**TO BE DONE**
Using the data below, gather each line that includes the word "value".

§ §

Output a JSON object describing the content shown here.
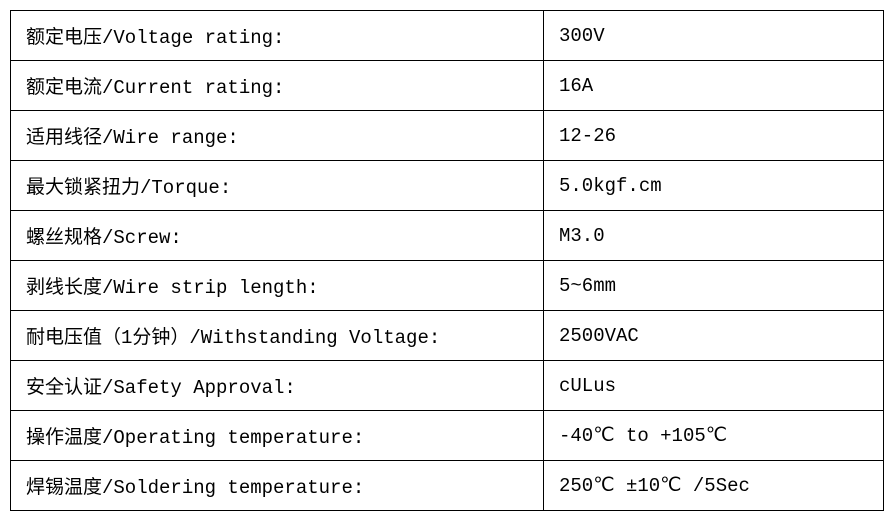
{
  "rows": [
    {
      "label": "额定电压/Voltage rating:",
      "value": "300V"
    },
    {
      "label": "额定电流/Current rating:",
      "value": "16A"
    },
    {
      "label": "适用线径/Wire range:",
      "value": "12-26"
    },
    {
      "label": "最大锁紧扭力/Torque:",
      "value": "5.0kgf.cm"
    },
    {
      "label": "螺丝规格/Screw:",
      "value": "M3.0"
    },
    {
      "label": "剥线长度/Wire strip length:",
      "value": "5~6mm"
    },
    {
      "label": "耐电压值（1分钟）/Withstanding Voltage:",
      "value": "2500VAC"
    },
    {
      "label": "安全认证/Safety Approval:",
      "value": "cULus"
    },
    {
      "label": "操作温度/Operating temperature:",
      "value": "-40℃ to +105℃"
    },
    {
      "label": "焊锡温度/Soldering temperature:",
      "value": "250℃ ±10℃ /5Sec"
    }
  ]
}
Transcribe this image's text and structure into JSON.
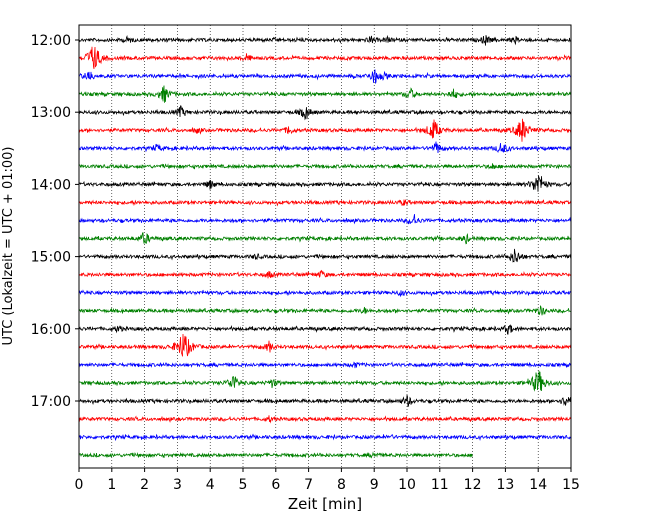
{
  "chart_data": {
    "type": "line",
    "title": "",
    "xlabel": "Zeit  [min]",
    "ylabel": "UTC (Lokalzeit = UTC + 01:00)",
    "x_ticks": [
      "0",
      "1",
      "2",
      "3",
      "4",
      "5",
      "6",
      "7",
      "8",
      "9",
      "10",
      "11",
      "12",
      "13",
      "14",
      "15"
    ],
    "xlim": [
      0,
      15
    ],
    "y_ticks": [
      "12:00",
      "13:00",
      "14:00",
      "15:00",
      "16:00",
      "17:00"
    ],
    "grid": "vertical dotted lines at each minute",
    "trace_interval_minutes": 15,
    "trace_colors": [
      "#000000",
      "#ff0000",
      "#0000ff",
      "#008000"
    ],
    "traces": [
      {
        "time": "12:00",
        "color": "#000000",
        "end_min": 15,
        "events": [
          [
            1.5,
            0.4
          ],
          [
            8.9,
            0.4
          ],
          [
            9.4,
            0.3
          ],
          [
            12.4,
            0.6
          ],
          [
            13.3,
            0.3
          ]
        ]
      },
      {
        "time": "12:15",
        "color": "#ff0000",
        "end_min": 15,
        "events": [
          [
            0.45,
            1.7
          ],
          [
            5.1,
            0.5
          ]
        ]
      },
      {
        "time": "12:30",
        "color": "#0000ff",
        "end_min": 15,
        "events": [
          [
            0.3,
            0.7
          ],
          [
            9.0,
            0.9
          ],
          [
            9.3,
            0.3
          ]
        ]
      },
      {
        "time": "12:45",
        "color": "#008000",
        "end_min": 15,
        "events": [
          [
            2.6,
            1.0
          ],
          [
            10.1,
            0.7
          ],
          [
            11.4,
            0.6
          ]
        ]
      },
      {
        "time": "13:00",
        "color": "#000000",
        "end_min": 15,
        "events": [
          [
            3.1,
            0.6
          ],
          [
            6.9,
            0.8
          ]
        ]
      },
      {
        "time": "13:15",
        "color": "#ff0000",
        "end_min": 15,
        "events": [
          [
            3.6,
            0.3
          ],
          [
            6.4,
            0.5
          ],
          [
            10.8,
            1.3
          ],
          [
            13.5,
            1.5
          ]
        ]
      },
      {
        "time": "13:30",
        "color": "#0000ff",
        "end_min": 15,
        "events": [
          [
            2.4,
            0.4
          ],
          [
            10.9,
            0.7
          ],
          [
            12.9,
            0.8
          ]
        ]
      },
      {
        "time": "13:45",
        "color": "#008000",
        "end_min": 15,
        "events": [
          [
            12.6,
            0.3
          ]
        ]
      },
      {
        "time": "14:00",
        "color": "#000000",
        "end_min": 15,
        "events": [
          [
            4.0,
            0.5
          ],
          [
            14.0,
            1.4
          ]
        ]
      },
      {
        "time": "14:15",
        "color": "#ff0000",
        "end_min": 15,
        "events": [
          [
            9.9,
            0.3
          ]
        ]
      },
      {
        "time": "14:30",
        "color": "#0000ff",
        "end_min": 15,
        "events": [
          [
            10.2,
            0.7
          ]
        ]
      },
      {
        "time": "14:45",
        "color": "#008000",
        "end_min": 15,
        "events": [
          [
            2.0,
            0.8
          ],
          [
            11.8,
            0.5
          ]
        ]
      },
      {
        "time": "15:00",
        "color": "#000000",
        "end_min": 15,
        "events": [
          [
            5.4,
            0.3
          ],
          [
            13.3,
            1.0
          ]
        ]
      },
      {
        "time": "15:15",
        "color": "#ff0000",
        "end_min": 15,
        "events": [
          [
            5.8,
            0.4
          ],
          [
            7.4,
            0.4
          ]
        ]
      },
      {
        "time": "15:30",
        "color": "#0000ff",
        "end_min": 15,
        "events": [
          [
            9.8,
            0.3
          ]
        ]
      },
      {
        "time": "15:45",
        "color": "#008000",
        "end_min": 15,
        "events": [
          [
            8.7,
            0.3
          ],
          [
            14.1,
            0.6
          ]
        ]
      },
      {
        "time": "16:00",
        "color": "#000000",
        "end_min": 15,
        "events": [
          [
            1.2,
            0.4
          ],
          [
            13.1,
            0.6
          ]
        ]
      },
      {
        "time": "16:15",
        "color": "#ff0000",
        "end_min": 15,
        "events": [
          [
            3.2,
            1.8
          ],
          [
            5.8,
            0.6
          ]
        ]
      },
      {
        "time": "16:30",
        "color": "#0000ff",
        "end_min": 15,
        "events": [
          [
            8.4,
            0.3
          ]
        ]
      },
      {
        "time": "16:45",
        "color": "#008000",
        "end_min": 15,
        "events": [
          [
            4.7,
            1.0
          ],
          [
            5.9,
            0.5
          ],
          [
            14.0,
            1.6
          ]
        ]
      },
      {
        "time": "17:00",
        "color": "#000000",
        "end_min": 15,
        "events": [
          [
            10.0,
            0.7
          ],
          [
            14.9,
            1.0
          ]
        ]
      },
      {
        "time": "17:15",
        "color": "#ff0000",
        "end_min": 15,
        "events": [
          [
            5.8,
            0.3
          ]
        ]
      },
      {
        "time": "17:30",
        "color": "#0000ff",
        "end_min": 15,
        "events": [
          [
            9.5,
            0.2
          ]
        ]
      },
      {
        "time": "17:45",
        "color": "#008000",
        "end_min": 12,
        "events": [
          [
            9.0,
            0.3
          ]
        ]
      }
    ]
  }
}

§ §

**COMPLETED TASK**
      "value": "300V"
      "value": "16A"
      "value": "12-26"
      "value": "5.0kgf.cm"
      "value": "M3.0"
      "value": "5~6mm"
      "value": "2500VAC"
      "value": "cULus"
      "value": "-40℃ to +105℃"
      "value": "250℃ ±10℃ /5Sec"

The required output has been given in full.